## Begin
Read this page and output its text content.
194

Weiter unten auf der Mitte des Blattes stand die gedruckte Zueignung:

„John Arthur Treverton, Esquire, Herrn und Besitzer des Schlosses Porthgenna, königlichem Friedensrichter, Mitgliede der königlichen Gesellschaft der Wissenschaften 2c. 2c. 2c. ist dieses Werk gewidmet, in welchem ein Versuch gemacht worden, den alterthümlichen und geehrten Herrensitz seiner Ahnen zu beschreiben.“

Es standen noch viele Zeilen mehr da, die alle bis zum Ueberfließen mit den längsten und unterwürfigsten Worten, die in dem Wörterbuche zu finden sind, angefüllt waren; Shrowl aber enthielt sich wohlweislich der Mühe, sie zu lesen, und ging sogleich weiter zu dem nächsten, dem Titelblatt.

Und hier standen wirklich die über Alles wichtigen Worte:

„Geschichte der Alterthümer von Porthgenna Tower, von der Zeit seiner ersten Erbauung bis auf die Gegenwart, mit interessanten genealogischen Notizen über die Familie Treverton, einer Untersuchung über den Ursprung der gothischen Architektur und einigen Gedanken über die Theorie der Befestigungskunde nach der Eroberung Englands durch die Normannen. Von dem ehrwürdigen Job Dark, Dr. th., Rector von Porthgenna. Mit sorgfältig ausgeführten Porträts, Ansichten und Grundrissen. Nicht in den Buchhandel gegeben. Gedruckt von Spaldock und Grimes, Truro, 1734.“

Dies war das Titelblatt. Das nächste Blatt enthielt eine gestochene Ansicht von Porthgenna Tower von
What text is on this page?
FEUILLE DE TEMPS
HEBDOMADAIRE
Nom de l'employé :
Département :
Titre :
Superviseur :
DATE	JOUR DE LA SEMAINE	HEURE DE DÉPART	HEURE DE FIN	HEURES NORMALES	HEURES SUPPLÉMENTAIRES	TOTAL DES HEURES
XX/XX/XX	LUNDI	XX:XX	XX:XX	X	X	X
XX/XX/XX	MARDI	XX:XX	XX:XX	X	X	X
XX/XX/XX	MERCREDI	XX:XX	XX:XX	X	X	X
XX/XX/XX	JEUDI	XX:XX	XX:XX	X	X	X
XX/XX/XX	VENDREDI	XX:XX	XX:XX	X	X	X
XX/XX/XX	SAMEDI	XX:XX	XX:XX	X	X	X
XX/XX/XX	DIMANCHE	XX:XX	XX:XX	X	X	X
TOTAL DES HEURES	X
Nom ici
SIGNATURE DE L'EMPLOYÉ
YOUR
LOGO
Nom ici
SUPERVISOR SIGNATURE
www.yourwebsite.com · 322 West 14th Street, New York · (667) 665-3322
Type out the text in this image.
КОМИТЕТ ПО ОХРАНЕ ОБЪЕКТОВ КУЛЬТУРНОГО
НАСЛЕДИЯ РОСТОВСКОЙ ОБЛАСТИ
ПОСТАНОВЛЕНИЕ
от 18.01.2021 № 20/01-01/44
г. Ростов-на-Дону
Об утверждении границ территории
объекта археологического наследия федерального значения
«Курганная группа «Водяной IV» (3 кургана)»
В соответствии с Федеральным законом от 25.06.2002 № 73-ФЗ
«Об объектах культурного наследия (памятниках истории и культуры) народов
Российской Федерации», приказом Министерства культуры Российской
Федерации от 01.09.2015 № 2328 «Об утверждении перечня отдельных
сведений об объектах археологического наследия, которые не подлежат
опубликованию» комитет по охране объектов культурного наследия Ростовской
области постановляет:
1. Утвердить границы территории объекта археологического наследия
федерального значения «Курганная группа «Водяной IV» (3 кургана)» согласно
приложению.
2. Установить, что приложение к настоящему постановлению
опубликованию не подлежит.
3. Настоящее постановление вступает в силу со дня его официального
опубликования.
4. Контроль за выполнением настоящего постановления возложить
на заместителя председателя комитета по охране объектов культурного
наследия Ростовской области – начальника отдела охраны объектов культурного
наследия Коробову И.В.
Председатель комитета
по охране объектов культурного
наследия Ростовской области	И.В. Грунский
## End
Please restate the whole listing word for word.

Read this page and output its text content.
194

Weiter unten auf der Mitte des Blattes stand die gedruckte Zueignung:

„John Arthur Treverton, Esquire, Herrn und Besitzer des Schlosses Porthgenna, königlichem Friedensrichter, Mitgliede der königlichen Gesellschaft der Wissenschaften 2c. 2c. 2c. ist dieses Werk gewidmet, in welchem ein Versuch gemacht worden, den alterthümlichen und geehrten Herrensitz seiner Ahnen zu beschreiben.“

Es standen noch viele Zeilen mehr da, die alle bis zum Ueberfließen mit den längsten und unterwürfigsten Worten, die in dem Wörterbuche zu finden sind, angefüllt waren; Shrowl aber enthielt sich wohlweislich der Mühe, sie zu lesen, und ging sogleich weiter zu dem nächsten, dem Titelblatt.

Und hier standen wirklich die über Alles wichtigen Worte:

„Geschichte der Alterthümer von Porthgenna Tower, von der Zeit seiner ersten Erbauung bis auf die Gegenwart, mit interessanten genealogischen Notizen über die Familie Treverton, einer Untersuchung über den Ursprung der gothischen Architektur und einigen Gedanken über die Theorie der Befestigungskunde nach der Eroberung Englands durch die Normannen. Von dem ehrwürdigen Job Dark, Dr. th., Rector von Porthgenna. Mit sorgfältig ausgeführten Porträts, Ansichten und Grundrissen. Nicht in den Buchhandel gegeben. Gedruckt von Spaldock und Grimes, Truro, 1734.“

Dies war das Titelblatt. Das nächste Blatt enthielt eine gestochene Ansicht von Porthgenna Tower von
What text is on this page?
FEUILLE DE TEMPS
HEBDOMADAIRE
Nom de l'employé :
Département :
Titre :
Superviseur :
DATE	JOUR DE LA SEMAINE	HEURE DE DÉPART	HEURE DE FIN	HEURES NORMALES	HEURES SUPPLÉMENTAIRES	TOTAL DES HEURES
XX/XX/XX	LUNDI	XX:XX	XX:XX	X	X	X
XX/XX/XX	MARDI	XX:XX	XX:XX	X	X	X
XX/XX/XX	MERCREDI	XX:XX	XX:XX	X	X	X
XX/XX/XX	JEUDI	XX:XX	XX:XX	X	X	X
XX/XX/XX	VENDREDI	XX:XX	XX:XX	X	X	X
XX/XX/XX	SAMEDI	XX:XX	XX:XX	X	X	X
XX/XX/XX	DIMANCHE	XX:XX	XX:XX	X	X	X
TOTAL DES HEURES	X
Nom ici
SIGNATURE DE L'EMPLOYÉ
YOUR
LOGO
Nom ici
SUPERVISOR SIGNATURE
www.yourwebsite.com · 322 West 14th Street, New York · (667) 665-3322
Type out the text in this image.
КОМИТЕТ ПО ОХРАНЕ ОБЪЕКТОВ КУЛЬТУРНОГО
НАСЛЕДИЯ РОСТОВСКОЙ ОБЛАСТИ
ПОСТАНОВЛЕНИЕ
от 18.01.2021 № 20/01-01/44
г. Ростов-на-Дону
Об утверждении границ территории
объекта археологического наследия федерального значения
«Курганная группа «Водяной IV» (3 кургана)»
В соответствии с Федеральным законом от 25.06.2002 № 73-ФЗ
«Об объектах культурного наследия (памятниках истории и культуры) народов
Российской Федерации», приказом Министерства культуры Российской
Федерации от 01.09.2015 № 2328 «Об утверждении перечня отдельных
сведений об объектах археологического наследия, которые не подлежат
опубликованию» комитет по охране объектов культурного наследия Ростовской
области постановляет:
1. Утвердить границы территории объекта археологического наследия
федерального значения «Курганная группа «Водяной IV» (3 кургана)» согласно
приложению.
2. Установить, что приложение к настоящему постановлению
опубликованию не подлежит.
3. Настоящее постановление вступает в силу со дня его официального
опубликования.
4. Контроль за выполнением настоящего постановления возложить
на заместителя председателя комитета по охране объектов культурного
наследия Ростовской области – начальника отдела охраны объектов культурного
наследия Коробову И.В.
Председатель комитета
по охране объектов культурного
наследия Ростовской области	И.В. Грунский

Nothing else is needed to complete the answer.